[Dataset rows]

--- --- ---

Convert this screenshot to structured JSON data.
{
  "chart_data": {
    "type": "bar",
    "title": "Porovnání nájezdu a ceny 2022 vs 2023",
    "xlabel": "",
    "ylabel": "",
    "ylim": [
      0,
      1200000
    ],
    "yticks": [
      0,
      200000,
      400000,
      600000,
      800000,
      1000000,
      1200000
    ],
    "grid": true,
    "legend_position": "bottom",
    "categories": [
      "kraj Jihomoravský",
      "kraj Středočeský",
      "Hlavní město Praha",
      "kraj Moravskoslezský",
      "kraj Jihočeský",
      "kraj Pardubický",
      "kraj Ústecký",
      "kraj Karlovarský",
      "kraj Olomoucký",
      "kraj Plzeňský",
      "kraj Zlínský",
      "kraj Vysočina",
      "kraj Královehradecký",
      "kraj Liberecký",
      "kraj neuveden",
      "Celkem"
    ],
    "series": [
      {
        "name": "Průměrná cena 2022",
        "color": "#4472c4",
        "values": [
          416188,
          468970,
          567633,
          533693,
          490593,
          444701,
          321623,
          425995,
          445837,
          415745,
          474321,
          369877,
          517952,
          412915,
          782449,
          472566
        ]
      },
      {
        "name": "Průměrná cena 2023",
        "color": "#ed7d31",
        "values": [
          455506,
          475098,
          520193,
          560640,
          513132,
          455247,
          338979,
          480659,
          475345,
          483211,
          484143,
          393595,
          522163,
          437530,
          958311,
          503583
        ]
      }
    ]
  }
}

--- --- ---

PROBLEM DETAILS:
Retype every record above exactly as written.

RESULT:
Convert this screenshot to structured JSON data.
{
  "chart_data": {
    "type": "bar",
    "title": "Porovnání nájezdu a ceny 2022 vs 2023",
    "xlabel": "",
    "ylabel": "",
    "ylim": [
      0,
      1200000
    ],
    "yticks": [
      0,
      200000,
      400000,
      600000,
      800000,
      1000000,
      1200000
    ],
    "grid": true,
    "legend_position": "bottom",
    "categories": [
      "kraj Jihomoravský",
      "kraj Středočeský",
      "Hlavní město Praha",
      "kraj Moravskoslezský",
      "kraj Jihočeský",
      "kraj Pardubický",
      "kraj Ústecký",
      "kraj Karlovarský",
      "kraj Olomoucký",
      "kraj Plzeňský",
      "kraj Zlínský",
      "kraj Vysočina",
      "kraj Královehradecký",
      "kraj Liberecký",
      "kraj neuveden",
      "Celkem"
    ],
    "series": [
      {
        "name": "Průměrná cena 2022",
        "color": "#4472c4",
        "values": [
          416188,
          468970,
          567633,
          533693,
          490593,
          444701,
          321623,
          425995,
          445837,
          415745,
          474321,
          369877,
          517952,
          412915,
          782449,
          472566
        ]
      },
      {
        "name": "Průměrná cena 2023",
        "color": "#ed7d31",
        "values": [
          455506,
          475098,
          520193,
          560640,
          513132,
          455247,
          338979,
          480659,
          475345,
          483211,
          484143,
          393595,
          522163,
          437530,
          958311,
          503583
        ]
      }
    ]
  }
}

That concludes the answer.